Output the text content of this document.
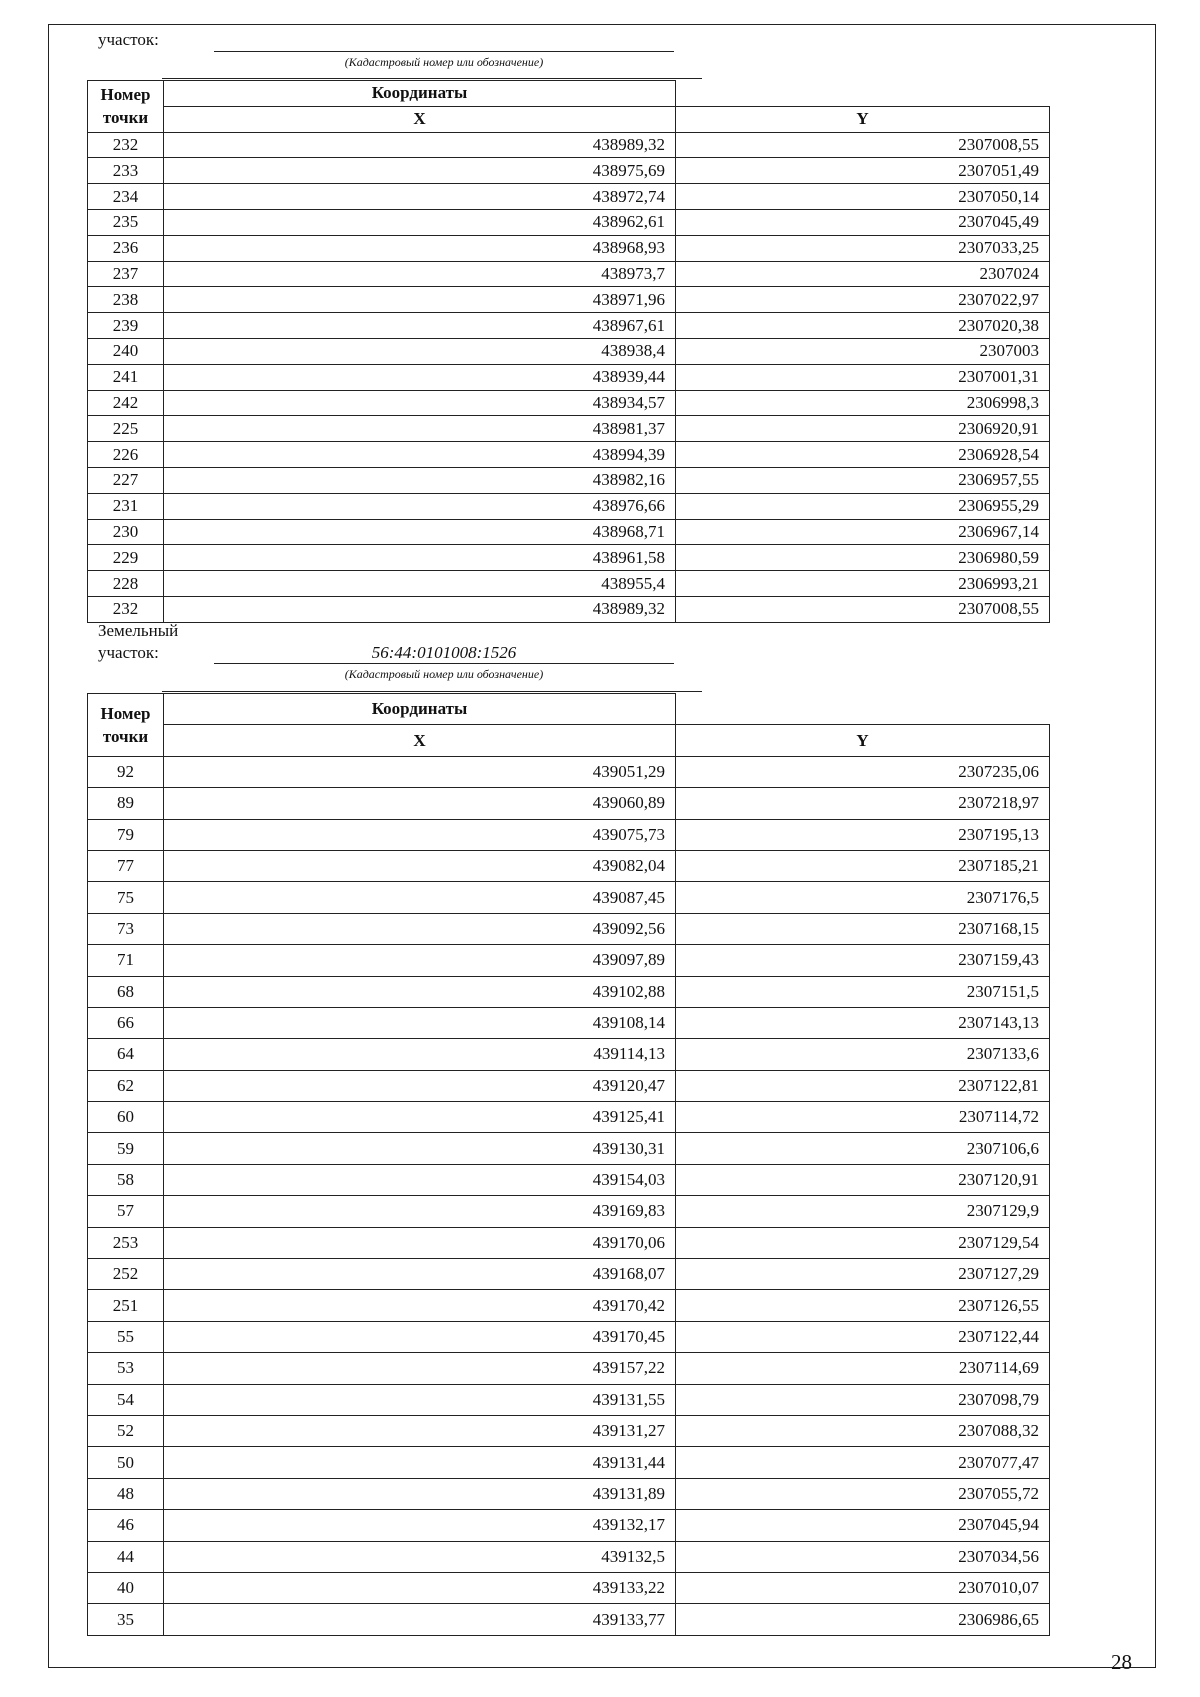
участок:
(Кадастровый номер или обозначение)
Номер точки	Координаты	
	X	Y
232	438989,32	2307008,55
233	438975,69	2307051,49
234	438972,74	2307050,14
235	438962,61	2307045,49
236	438968,93	2307033,25
237	438973,7	2307024
238	438971,96	2307022,97
239	438967,61	2307020,38
240	438938,4	2307003
241	438939,44	2307001,31
242	438934,57	2306998,3
225	438981,37	2306920,91
226	438994,39	2306928,54
227	438982,16	2306957,55
231	438976,66	2306955,29
230	438968,71	2306967,14
229	438961,58	2306980,59
228	438955,4	2306993,21
232	438989,32	2307008,55
Земельный
участок:	56:44:0101008:1526
(Кадастровый номер или обозначение)
Номер точки	Координаты	
	X	Y
92	439051,29	2307235,06
89	439060,89	2307218,97
79	439075,73	2307195,13
77	439082,04	2307185,21
75	439087,45	2307176,5
73	439092,56	2307168,15
71	439097,89	2307159,43
68	439102,88	2307151,5
66	439108,14	2307143,13
64	439114,13	2307133,6
62	439120,47	2307122,81
60	439125,41	2307114,72
59	439130,31	2307106,6
58	439154,03	2307120,91
57	439169,83	2307129,9
253	439170,06	2307129,54
252	439168,07	2307127,29
251	439170,42	2307126,55
55	439170,45	2307122,44
53	439157,22	2307114,69
54	439131,55	2307098,79
52	439131,27	2307088,32
50	439131,44	2307077,47
48	439131,89	2307055,72
46	439132,17	2307045,94
44	439132,5	2307034,56
40	439133,22	2307010,07
35	439133,77	2306986,65
28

— Stated problem —
Quote the material in full and exactly; do not carry over its pictures.

— The response —
Output the text content of this document.
участок:
(Кадастровый номер или обозначение)
Номер точки	Координаты	
	X	Y
232	438989,32	2307008,55
233	438975,69	2307051,49
234	438972,74	2307050,14
235	438962,61	2307045,49
236	438968,93	2307033,25
237	438973,7	2307024
238	438971,96	2307022,97
239	438967,61	2307020,38
240	438938,4	2307003
241	438939,44	2307001,31
242	438934,57	2306998,3
225	438981,37	2306920,91
226	438994,39	2306928,54
227	438982,16	2306957,55
231	438976,66	2306955,29
230	438968,71	2306967,14
229	438961,58	2306980,59
228	438955,4	2306993,21
232	438989,32	2307008,55
Земельный
участок:	56:44:0101008:1526
(Кадастровый номер или обозначение)
Номер точки	Координаты	
	X	Y
92	439051,29	2307235,06
89	439060,89	2307218,97
79	439075,73	2307195,13
77	439082,04	2307185,21
75	439087,45	2307176,5
73	439092,56	2307168,15
71	439097,89	2307159,43
68	439102,88	2307151,5
66	439108,14	2307143,13
64	439114,13	2307133,6
62	439120,47	2307122,81
60	439125,41	2307114,72
59	439130,31	2307106,6
58	439154,03	2307120,91
57	439169,83	2307129,9
253	439170,06	2307129,54
252	439168,07	2307127,29
251	439170,42	2307126,55
55	439170,45	2307122,44
53	439157,22	2307114,69
54	439131,55	2307098,79
52	439131,27	2307088,32
50	439131,44	2307077,47
48	439131,89	2307055,72
46	439132,17	2307045,94
44	439132,5	2307034,56
40	439133,22	2307010,07
35	439133,77	2306986,65
28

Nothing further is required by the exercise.